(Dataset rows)
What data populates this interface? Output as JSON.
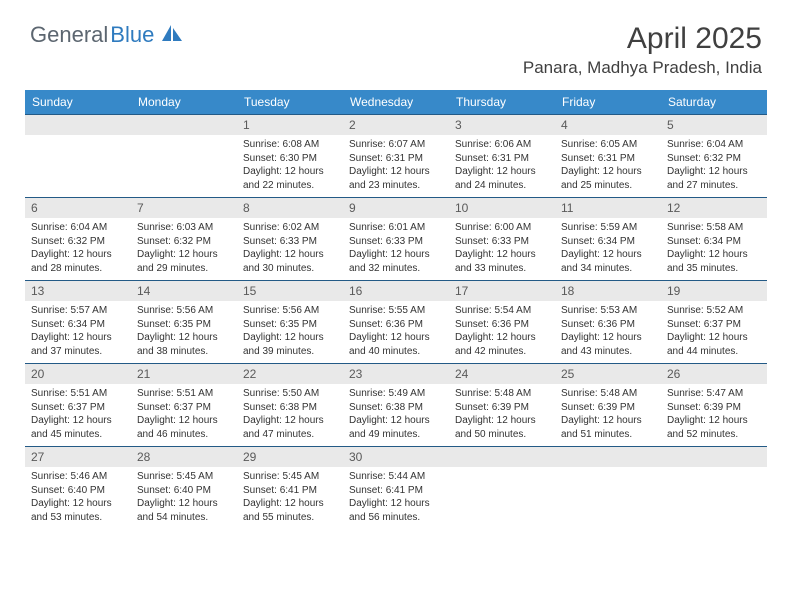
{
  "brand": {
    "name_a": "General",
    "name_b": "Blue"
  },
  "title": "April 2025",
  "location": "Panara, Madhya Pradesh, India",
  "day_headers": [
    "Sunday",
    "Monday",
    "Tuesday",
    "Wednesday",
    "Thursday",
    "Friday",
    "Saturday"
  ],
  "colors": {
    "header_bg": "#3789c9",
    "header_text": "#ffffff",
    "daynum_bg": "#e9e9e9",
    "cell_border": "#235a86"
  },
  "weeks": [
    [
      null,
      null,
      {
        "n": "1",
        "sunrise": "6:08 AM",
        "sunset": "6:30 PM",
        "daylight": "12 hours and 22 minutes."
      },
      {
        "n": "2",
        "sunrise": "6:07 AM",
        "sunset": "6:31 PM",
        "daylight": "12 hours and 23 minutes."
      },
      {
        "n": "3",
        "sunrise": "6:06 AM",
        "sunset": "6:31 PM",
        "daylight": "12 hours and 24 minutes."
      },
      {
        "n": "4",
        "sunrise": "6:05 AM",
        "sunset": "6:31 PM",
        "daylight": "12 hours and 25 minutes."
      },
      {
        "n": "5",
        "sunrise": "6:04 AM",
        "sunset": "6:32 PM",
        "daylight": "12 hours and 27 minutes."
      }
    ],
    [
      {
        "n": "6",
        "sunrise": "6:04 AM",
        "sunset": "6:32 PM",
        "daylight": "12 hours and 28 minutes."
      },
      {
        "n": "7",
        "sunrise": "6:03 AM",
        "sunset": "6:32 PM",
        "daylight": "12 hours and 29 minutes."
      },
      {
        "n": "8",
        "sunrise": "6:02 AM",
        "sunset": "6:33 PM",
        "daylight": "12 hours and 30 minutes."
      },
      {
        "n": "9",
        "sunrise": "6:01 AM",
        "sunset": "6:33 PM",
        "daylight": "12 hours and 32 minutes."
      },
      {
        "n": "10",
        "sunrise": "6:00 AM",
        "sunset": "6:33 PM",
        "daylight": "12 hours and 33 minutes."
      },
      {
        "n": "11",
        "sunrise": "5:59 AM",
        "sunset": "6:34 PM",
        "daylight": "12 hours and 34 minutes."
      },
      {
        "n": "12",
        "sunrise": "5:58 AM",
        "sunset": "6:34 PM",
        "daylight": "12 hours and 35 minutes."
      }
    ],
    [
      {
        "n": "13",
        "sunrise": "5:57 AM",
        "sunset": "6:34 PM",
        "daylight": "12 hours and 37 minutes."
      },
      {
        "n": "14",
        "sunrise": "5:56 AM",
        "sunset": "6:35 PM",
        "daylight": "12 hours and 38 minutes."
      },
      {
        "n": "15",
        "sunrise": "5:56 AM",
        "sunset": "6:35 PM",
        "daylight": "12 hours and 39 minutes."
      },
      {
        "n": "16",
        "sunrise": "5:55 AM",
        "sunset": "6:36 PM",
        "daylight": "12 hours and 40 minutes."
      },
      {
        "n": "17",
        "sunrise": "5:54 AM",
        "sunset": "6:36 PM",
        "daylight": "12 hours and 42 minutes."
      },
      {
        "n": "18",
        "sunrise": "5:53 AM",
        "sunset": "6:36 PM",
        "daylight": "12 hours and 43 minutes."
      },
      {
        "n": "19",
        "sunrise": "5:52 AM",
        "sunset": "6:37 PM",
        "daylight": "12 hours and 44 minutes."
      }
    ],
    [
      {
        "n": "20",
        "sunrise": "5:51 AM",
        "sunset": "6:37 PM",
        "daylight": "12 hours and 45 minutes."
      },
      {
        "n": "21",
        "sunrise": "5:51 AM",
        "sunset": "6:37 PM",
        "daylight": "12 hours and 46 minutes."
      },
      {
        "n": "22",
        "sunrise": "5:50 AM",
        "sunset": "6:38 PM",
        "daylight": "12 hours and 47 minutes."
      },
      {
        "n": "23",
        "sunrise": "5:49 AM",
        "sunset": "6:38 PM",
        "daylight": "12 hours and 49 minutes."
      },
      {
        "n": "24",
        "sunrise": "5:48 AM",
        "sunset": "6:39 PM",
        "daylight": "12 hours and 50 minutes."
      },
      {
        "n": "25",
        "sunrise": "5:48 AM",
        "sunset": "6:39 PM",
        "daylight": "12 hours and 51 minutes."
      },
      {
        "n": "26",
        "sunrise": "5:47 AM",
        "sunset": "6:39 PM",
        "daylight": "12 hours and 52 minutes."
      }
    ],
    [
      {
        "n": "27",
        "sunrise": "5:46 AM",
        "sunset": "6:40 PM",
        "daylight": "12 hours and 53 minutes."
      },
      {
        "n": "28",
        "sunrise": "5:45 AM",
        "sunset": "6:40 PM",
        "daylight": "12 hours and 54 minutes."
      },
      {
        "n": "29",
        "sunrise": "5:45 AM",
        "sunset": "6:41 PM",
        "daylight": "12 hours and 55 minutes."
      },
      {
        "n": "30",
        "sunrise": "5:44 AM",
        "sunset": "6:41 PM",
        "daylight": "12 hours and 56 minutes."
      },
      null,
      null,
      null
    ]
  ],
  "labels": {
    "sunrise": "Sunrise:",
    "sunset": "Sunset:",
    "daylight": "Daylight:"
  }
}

#### Do this
All of the material above should be reproduced exactly, except the pictures.

#### Result of the exercise
What data populates this interface? Output as JSON.
{
  "brand": {
    "name_a": "General",
    "name_b": "Blue"
  },
  "title": "April 2025",
  "location": "Panara, Madhya Pradesh, India",
  "day_headers": [
    "Sunday",
    "Monday",
    "Tuesday",
    "Wednesday",
    "Thursday",
    "Friday",
    "Saturday"
  ],
  "colors": {
    "header_bg": "#3789c9",
    "header_text": "#ffffff",
    "daynum_bg": "#e9e9e9",
    "cell_border": "#235a86"
  },
  "weeks": [
    [
      null,
      null,
      {
        "n": "1",
        "sunrise": "6:08 AM",
        "sunset": "6:30 PM",
        "daylight": "12 hours and 22 minutes."
      },
      {
        "n": "2",
        "sunrise": "6:07 AM",
        "sunset": "6:31 PM",
        "daylight": "12 hours and 23 minutes."
      },
      {
        "n": "3",
        "sunrise": "6:06 AM",
        "sunset": "6:31 PM",
        "daylight": "12 hours and 24 minutes."
      },
      {
        "n": "4",
        "sunrise": "6:05 AM",
        "sunset": "6:31 PM",
        "daylight": "12 hours and 25 minutes."
      },
      {
        "n": "5",
        "sunrise": "6:04 AM",
        "sunset": "6:32 PM",
        "daylight": "12 hours and 27 minutes."
      }
    ],
    [
      {
        "n": "6",
        "sunrise": "6:04 AM",
        "sunset": "6:32 PM",
        "daylight": "12 hours and 28 minutes."
      },
      {
        "n": "7",
        "sunrise": "6:03 AM",
        "sunset": "6:32 PM",
        "daylight": "12 hours and 29 minutes."
      },
      {
        "n": "8",
        "sunrise": "6:02 AM",
        "sunset": "6:33 PM",
        "daylight": "12 hours and 30 minutes."
      },
      {
        "n": "9",
        "sunrise": "6:01 AM",
        "sunset": "6:33 PM",
        "daylight": "12 hours and 32 minutes."
      },
      {
        "n": "10",
        "sunrise": "6:00 AM",
        "sunset": "6:33 PM",
        "daylight": "12 hours and 33 minutes."
      },
      {
        "n": "11",
        "sunrise": "5:59 AM",
        "sunset": "6:34 PM",
        "daylight": "12 hours and 34 minutes."
      },
      {
        "n": "12",
        "sunrise": "5:58 AM",
        "sunset": "6:34 PM",
        "daylight": "12 hours and 35 minutes."
      }
    ],
    [
      {
        "n": "13",
        "sunrise": "5:57 AM",
        "sunset": "6:34 PM",
        "daylight": "12 hours and 37 minutes."
      },
      {
        "n": "14",
        "sunrise": "5:56 AM",
        "sunset": "6:35 PM",
        "daylight": "12 hours and 38 minutes."
      },
      {
        "n": "15",
        "sunrise": "5:56 AM",
        "sunset": "6:35 PM",
        "daylight": "12 hours and 39 minutes."
      },
      {
        "n": "16",
        "sunrise": "5:55 AM",
        "sunset": "6:36 PM",
        "daylight": "12 hours and 40 minutes."
      },
      {
        "n": "17",
        "sunrise": "5:54 AM",
        "sunset": "6:36 PM",
        "daylight": "12 hours and 42 minutes."
      },
      {
        "n": "18",
        "sunrise": "5:53 AM",
        "sunset": "6:36 PM",
        "daylight": "12 hours and 43 minutes."
      },
      {
        "n": "19",
        "sunrise": "5:52 AM",
        "sunset": "6:37 PM",
        "daylight": "12 hours and 44 minutes."
      }
    ],
    [
      {
        "n": "20",
        "sunrise": "5:51 AM",
        "sunset": "6:37 PM",
        "daylight": "12 hours and 45 minutes."
      },
      {
        "n": "21",
        "sunrise": "5:51 AM",
        "sunset": "6:37 PM",
        "daylight": "12 hours and 46 minutes."
      },
      {
        "n": "22",
        "sunrise": "5:50 AM",
        "sunset": "6:38 PM",
        "daylight": "12 hours and 47 minutes."
      },
      {
        "n": "23",
        "sunrise": "5:49 AM",
        "sunset": "6:38 PM",
        "daylight": "12 hours and 49 minutes."
      },
      {
        "n": "24",
        "sunrise": "5:48 AM",
        "sunset": "6:39 PM",
        "daylight": "12 hours and 50 minutes."
      },
      {
        "n": "25",
        "sunrise": "5:48 AM",
        "sunset": "6:39 PM",
        "daylight": "12 hours and 51 minutes."
      },
      {
        "n": "26",
        "sunrise": "5:47 AM",
        "sunset": "6:39 PM",
        "daylight": "12 hours and 52 minutes."
      }
    ],
    [
      {
        "n": "27",
        "sunrise": "5:46 AM",
        "sunset": "6:40 PM",
        "daylight": "12 hours and 53 minutes."
      },
      {
        "n": "28",
        "sunrise": "5:45 AM",
        "sunset": "6:40 PM",
        "daylight": "12 hours and 54 minutes."
      },
      {
        "n": "29",
        "sunrise": "5:45 AM",
        "sunset": "6:41 PM",
        "daylight": "12 hours and 55 minutes."
      },
      {
        "n": "30",
        "sunrise": "5:44 AM",
        "sunset": "6:41 PM",
        "daylight": "12 hours and 56 minutes."
      },
      null,
      null,
      null
    ]
  ],
  "labels": {
    "sunrise": "Sunrise:",
    "sunset": "Sunset:",
    "daylight": "Daylight:"
  }
}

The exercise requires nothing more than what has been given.